WHAT IS BEING ASKED: Convert the listing below into a JSON array of strings, with one string per line and blank lines omitted.

═══ PROVIDED MATERIAL

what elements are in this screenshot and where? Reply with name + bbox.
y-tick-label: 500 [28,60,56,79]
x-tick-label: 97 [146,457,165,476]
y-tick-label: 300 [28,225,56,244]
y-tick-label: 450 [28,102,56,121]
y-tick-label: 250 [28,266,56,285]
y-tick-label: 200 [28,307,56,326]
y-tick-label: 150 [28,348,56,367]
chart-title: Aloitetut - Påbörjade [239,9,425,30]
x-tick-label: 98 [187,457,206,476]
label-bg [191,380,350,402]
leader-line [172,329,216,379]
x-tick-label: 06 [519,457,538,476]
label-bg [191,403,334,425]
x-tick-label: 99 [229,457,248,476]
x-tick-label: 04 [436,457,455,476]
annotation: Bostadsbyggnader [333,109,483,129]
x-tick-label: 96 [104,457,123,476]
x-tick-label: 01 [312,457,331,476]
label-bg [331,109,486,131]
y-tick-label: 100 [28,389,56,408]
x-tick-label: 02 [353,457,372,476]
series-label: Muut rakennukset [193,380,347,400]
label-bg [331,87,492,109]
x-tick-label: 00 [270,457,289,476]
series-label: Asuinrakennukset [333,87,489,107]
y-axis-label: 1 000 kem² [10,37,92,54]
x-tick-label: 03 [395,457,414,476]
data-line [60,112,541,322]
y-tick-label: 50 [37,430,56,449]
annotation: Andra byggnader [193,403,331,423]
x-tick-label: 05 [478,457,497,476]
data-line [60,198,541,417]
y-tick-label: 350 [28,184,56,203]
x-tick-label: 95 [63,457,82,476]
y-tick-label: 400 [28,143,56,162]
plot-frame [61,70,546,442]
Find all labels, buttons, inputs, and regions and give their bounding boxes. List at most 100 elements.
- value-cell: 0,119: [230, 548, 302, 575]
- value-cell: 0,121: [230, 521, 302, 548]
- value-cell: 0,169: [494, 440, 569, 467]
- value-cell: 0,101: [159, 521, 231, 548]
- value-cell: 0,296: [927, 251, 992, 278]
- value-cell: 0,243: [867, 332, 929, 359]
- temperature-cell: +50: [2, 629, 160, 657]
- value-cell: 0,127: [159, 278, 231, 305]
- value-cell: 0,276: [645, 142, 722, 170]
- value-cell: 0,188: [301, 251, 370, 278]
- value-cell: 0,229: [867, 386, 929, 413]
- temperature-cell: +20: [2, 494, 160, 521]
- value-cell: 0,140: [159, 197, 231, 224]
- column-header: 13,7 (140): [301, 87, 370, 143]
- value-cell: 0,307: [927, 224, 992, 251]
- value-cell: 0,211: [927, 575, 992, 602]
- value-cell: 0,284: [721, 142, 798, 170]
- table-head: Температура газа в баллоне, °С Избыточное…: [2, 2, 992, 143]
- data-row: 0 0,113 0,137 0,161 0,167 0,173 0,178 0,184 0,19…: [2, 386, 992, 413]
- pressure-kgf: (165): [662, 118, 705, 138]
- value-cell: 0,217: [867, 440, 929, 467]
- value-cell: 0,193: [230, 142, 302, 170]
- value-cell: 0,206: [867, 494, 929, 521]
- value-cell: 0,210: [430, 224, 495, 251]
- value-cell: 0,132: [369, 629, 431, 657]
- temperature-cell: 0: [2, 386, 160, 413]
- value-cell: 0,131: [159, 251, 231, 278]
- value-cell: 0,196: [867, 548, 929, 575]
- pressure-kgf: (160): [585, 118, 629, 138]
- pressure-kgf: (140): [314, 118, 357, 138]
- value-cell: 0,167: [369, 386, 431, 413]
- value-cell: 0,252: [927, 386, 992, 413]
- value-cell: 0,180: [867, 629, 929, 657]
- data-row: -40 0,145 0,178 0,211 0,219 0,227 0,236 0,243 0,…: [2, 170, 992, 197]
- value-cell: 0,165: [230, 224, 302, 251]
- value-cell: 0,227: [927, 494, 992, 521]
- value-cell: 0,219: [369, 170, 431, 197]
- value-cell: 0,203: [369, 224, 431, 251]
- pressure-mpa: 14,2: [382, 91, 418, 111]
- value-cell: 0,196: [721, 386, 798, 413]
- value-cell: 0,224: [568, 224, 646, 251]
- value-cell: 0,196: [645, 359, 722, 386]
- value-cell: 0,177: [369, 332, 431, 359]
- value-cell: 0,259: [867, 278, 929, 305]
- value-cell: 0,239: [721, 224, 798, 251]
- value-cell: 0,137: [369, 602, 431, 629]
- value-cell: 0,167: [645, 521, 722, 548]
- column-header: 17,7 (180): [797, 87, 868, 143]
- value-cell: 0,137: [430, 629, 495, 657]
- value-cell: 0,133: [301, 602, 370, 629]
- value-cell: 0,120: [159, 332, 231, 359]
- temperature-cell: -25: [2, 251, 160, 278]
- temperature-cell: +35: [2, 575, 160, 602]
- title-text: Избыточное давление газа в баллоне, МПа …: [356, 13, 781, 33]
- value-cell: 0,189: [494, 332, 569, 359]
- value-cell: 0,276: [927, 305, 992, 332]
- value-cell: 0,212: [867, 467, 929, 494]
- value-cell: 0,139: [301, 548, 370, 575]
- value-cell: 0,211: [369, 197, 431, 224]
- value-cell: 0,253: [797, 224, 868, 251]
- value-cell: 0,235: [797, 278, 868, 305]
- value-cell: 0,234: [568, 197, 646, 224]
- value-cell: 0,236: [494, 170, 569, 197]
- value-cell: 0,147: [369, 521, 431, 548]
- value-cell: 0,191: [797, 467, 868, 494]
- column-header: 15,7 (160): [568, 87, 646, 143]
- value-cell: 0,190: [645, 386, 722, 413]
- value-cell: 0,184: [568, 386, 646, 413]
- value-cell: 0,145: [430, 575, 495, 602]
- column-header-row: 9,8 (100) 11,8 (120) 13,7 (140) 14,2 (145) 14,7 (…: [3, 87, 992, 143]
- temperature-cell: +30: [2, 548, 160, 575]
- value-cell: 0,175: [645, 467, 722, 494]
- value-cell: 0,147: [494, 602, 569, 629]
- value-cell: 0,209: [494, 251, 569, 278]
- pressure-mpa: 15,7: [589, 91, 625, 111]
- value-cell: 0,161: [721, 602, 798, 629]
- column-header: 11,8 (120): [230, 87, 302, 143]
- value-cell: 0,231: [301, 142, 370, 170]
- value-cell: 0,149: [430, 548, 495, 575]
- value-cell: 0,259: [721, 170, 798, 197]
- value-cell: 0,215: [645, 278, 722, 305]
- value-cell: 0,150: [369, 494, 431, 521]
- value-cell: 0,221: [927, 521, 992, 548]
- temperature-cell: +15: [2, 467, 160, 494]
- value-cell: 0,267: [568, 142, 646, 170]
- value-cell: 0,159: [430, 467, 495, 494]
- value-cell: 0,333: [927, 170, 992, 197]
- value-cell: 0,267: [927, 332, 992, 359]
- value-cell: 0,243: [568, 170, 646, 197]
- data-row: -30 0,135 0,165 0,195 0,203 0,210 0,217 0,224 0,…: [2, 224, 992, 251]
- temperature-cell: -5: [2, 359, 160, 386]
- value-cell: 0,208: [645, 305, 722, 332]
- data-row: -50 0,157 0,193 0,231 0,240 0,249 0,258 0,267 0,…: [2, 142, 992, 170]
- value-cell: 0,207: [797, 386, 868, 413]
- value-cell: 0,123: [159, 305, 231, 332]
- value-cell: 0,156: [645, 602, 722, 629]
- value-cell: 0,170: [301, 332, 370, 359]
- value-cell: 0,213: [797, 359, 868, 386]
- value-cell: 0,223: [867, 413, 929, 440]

══════

COMPLETED TASK:
[
  "what elements are in this screenshot and where? Reply with name + bbox.",
  "y-tick-label: 500 [28,60,56,79]",
  "x-tick-label: 97 [146,457,165,476]",
  "y-tick-label: 300 [28,225,56,244]",
  "y-tick-label: 450 [28,102,56,121]",
  "y-tick-label: 250 [28,266,56,285]",
  "y-tick-label: 200 [28,307,56,326]",
  "y-tick-label: 150 [28,348,56,367]",
  "chart-title: Aloitetut - Påbörjade [239,9,425,30]",
  "x-tick-label: 98 [187,457,206,476]",
  "label-bg [191,380,350,402]",
  "leader-line [172,329,216,379]",
  "x-tick-label: 06 [519,457,538,476]",
  "label-bg [191,403,334,425]",
  "x-tick-label: 99 [229,457,248,476]",
  "x-tick-label: 04 [436,457,455,476]",
  "annotation: Bostadsbyggnader [333,109,483,129]",
  "x-tick-label: 96 [104,457,123,476]",
  "x-tick-label: 01 [312,457,331,476]",
  "label-bg [331,109,486,131]",
  "y-tick-label: 100 [28,389,56,408]",
  "x-tick-label: 02 [353,457,372,476]",
  "series-label: Muut rakennukset [193,380,347,400]",
  "label-bg [331,87,492,109]",
  "x-tick-label: 00 [270,457,289,476]",
  "series-label: Asuinrakennukset [333,87,489,107]",
  "y-axis-label: 1 000 kem² [10,37,92,54]",
  "x-tick-label: 03 [395,457,414,476]",
  "data-line [60,112,541,322]",
  "y-tick-label: 50 [37,430,56,449]",
  "annotation: Andra byggnader [193,403,331,423]",
  "x-tick-label: 05 [478,457,497,476]",
  "data-line [60,198,541,417]",
  "y-tick-label: 350 [28,184,56,203]",
  "x-tick-label: 95 [63,457,82,476]",
  "y-tick-label: 400 [28,143,56,162]",
  "plot-frame [61,70,546,442]",
  "Find all labels, buttons, inputs, and regions and give their bounding boxes. List at most 100 elements.",
  "- value-cell: 0,119: [230, 548, 302, 575]",
  "- value-cell: 0,121: [230, 521, 302, 548]",
  "- value-cell: 0,169: [494, 440, 569, 467]",
  "- value-cell: 0,101: [159, 521, 231, 548]",
  "- value-cell: 0,296: [927, 251, 992, 278]",
  "- value-cell: 0,243: [867, 332, 929, 359]",
  "- temperature-cell: +50: [2, 629, 160, 657]",
  "- value-cell: 0,127: [159, 278, 231, 305]",
  "- value-cell: 0,276: [645, 142, 722, 170]",
  "- value-cell: 0,188: [301, 251, 370, 278]",
  "- value-cell: 0,229: [867, 386, 929, 413]",
  "- temperature-cell: +20: [2, 494, 160, 521]",
  "- value-cell: 0,140: [159, 197, 231, 224]",
  "- column-header: 13,7 (140): [301, 87, 370, 143]",
  "- value-cell: 0,307: [927, 224, 992, 251]",
  "- value-cell: 0,211: [927, 575, 992, 602]",
  "- value-cell: 0,284: [721, 142, 798, 170]",
  "- table-head: Температура газа в баллоне, °С Избыточное…: [2, 2, 992, 143]",
  "- data-row: 0 0,113 0,137 0,161 0,167 0,173 0,178 0,184 0,19…: [2, 386, 992, 413]",
  "- pressure-kgf: (165): [662, 118, 705, 138]",
  "- value-cell: 0,217: [867, 440, 929, 467]",
  "- value-cell: 0,193: [230, 142, 302, 170]",
  "- value-cell: 0,206: [867, 494, 929, 521]",
  "- value-cell: 0,210: [430, 224, 495, 251]",
  "- value-cell: 0,132: [369, 629, 431, 657]",
  "- temperature-cell: 0: [2, 386, 160, 413]",
  "- value-cell: 0,131: [159, 251, 231, 278]",
  "- value-cell: 0,196: [867, 548, 929, 575]",
  "- pressure-kgf: (160): [585, 118, 629, 138]",
  "- pressure-kgf: (140): [314, 118, 357, 138]",
  "- value-cell: 0,167: [369, 386, 431, 413]",
  "- value-cell: 0,252: [927, 386, 992, 413]",
  "- value-cell: 0,180: [867, 629, 929, 657]",
  "- data-row: -40 0,145 0,178 0,211 0,219 0,227 0,236 0,243 0,…: [2, 170, 992, 197]",
  "- value-cell: 0,165: [230, 224, 302, 251]",
  "- value-cell: 0,227: [927, 494, 992, 521]",
  "- value-cell: 0,219: [369, 170, 431, 197]",
  "- value-cell: 0,203: [369, 224, 431, 251]",
  "- pressure-mpa: 14,2: [382, 91, 418, 111]",
  "- value-cell: 0,196: [721, 386, 798, 413]",
  "- value-cell: 0,224: [568, 224, 646, 251]",
  "- value-cell: 0,196: [645, 359, 722, 386]",
  "- value-cell: 0,177: [369, 332, 431, 359]",
  "- value-cell: 0,259: [867, 278, 929, 305]",
  "- value-cell: 0,239: [721, 224, 798, 251]",
  "- value-cell: 0,137: [369, 602, 431, 629]",
  "- value-cell: 0,167: [645, 521, 722, 548]",
  "- column-header: 17,7 (180): [797, 87, 868, 143]",
  "- value-cell: 0,137: [430, 629, 495, 657]",
  "- value-cell: 0,133: [301, 602, 370, 629]",
  "- value-cell: 0,120: [159, 332, 231, 359]",
  "- temperature-cell: -25: [2, 251, 160, 278]",
  "- temperature-cell: +35: [2, 575, 160, 602]",
  "- title-text: Избыточное давление газа в баллоне, МПа …: [356, 13, 781, 33]",
  "- value-cell: 0,189: [494, 332, 569, 359]",
  "- value-cell: 0,276: [927, 305, 992, 332]",
  "- value-cell: 0,212: [867, 467, 929, 494]",
  "- value-cell: 0,139: [301, 548, 370, 575]",
  "- value-cell: 0,211: [369, 197, 431, 224]",
  "- value-cell: 0,253: [797, 224, 868, 251]",
  "- value-cell: 0,235: [797, 278, 868, 305]",
  "- value-cell: 0,234: [568, 197, 646, 224]",
  "- value-cell: 0,236: [494, 170, 569, 197]",
  "- value-cell: 0,147: [369, 521, 431, 548]",
  "- value-cell: 0,191: [797, 467, 868, 494]",
  "- column-header: 15,7 (160): [568, 87, 646, 143]",
  "- value-cell: 0,190: [645, 386, 722, 413]",
  "- value-cell: 0,184: [568, 386, 646, 413]",
  "- value-cell: 0,145: [430, 575, 495, 602]",
  "- column-header-row: 9,8 (100) 11,8 (120) 13,7 (140) 14,2 (145) 14,7 (…: [3, 87, 992, 143]",
  "- temperature-cell: +30: [2, 548, 160, 575]",
  "- value-cell: 0,175: [645, 467, 722, 494]",
  "- value-cell: 0,147: [494, 602, 569, 629]",
  "- value-cell: 0,209: [494, 251, 569, 278]",
  "- pressure-mpa: 15,7: [589, 91, 625, 111]",
  "- value-cell: 0,161: [721, 602, 798, 629]",
  "- column-header: 11,8 (120): [230, 87, 302, 143]",
  "- value-cell: 0,231: [301, 142, 370, 170]",
  "- value-cell: 0,149: [430, 548, 495, 575]",
  "- value-cell: 0,259: [721, 170, 798, 197]",
  "- value-cell: 0,215: [645, 278, 722, 305]",
  "- value-cell: 0,150: [369, 494, 431, 521]",
  "- value-cell: 0,221: [927, 521, 992, 548]",
  "- temperature-cell: +15: [2, 467, 160, 494]",
  "- value-cell: 0,267: [568, 142, 646, 170]",
  "- value-cell: 0,159: [430, 467, 495, 494]",
  "- value-cell: 0,333: [927, 170, 992, 197]",
  "- value-cell: 0,267: [927, 332, 992, 359]",
  "- value-cell: 0,243: [568, 170, 646, 197]",
  "- data-row: -30 0,135 0,165 0,195 0,203 0,210 0,217 0,224 0,…: [2, 224, 992, 251]",
  "- temperature-cell: -5: [2, 359, 160, 386]",
  "- value-cell: 0,208: [645, 305, 722, 332]",
  "- data-row: -50 0,157 0,193 0,231 0,240 0,249 0,258 0,267 0,…: [2, 142, 992, 170]",
  "- value-cell: 0,207: [797, 386, 868, 413]",
  "- value-cell: 0,123: [159, 305, 231, 332]",
  "- value-cell: 0,156: [645, 602, 722, 629]",
  "- value-cell: 0,170: [301, 332, 370, 359]",
  "- value-cell: 0,213: [797, 359, 868, 386]",
  "- value-cell: 0,223: [867, 413, 929, 440]"
]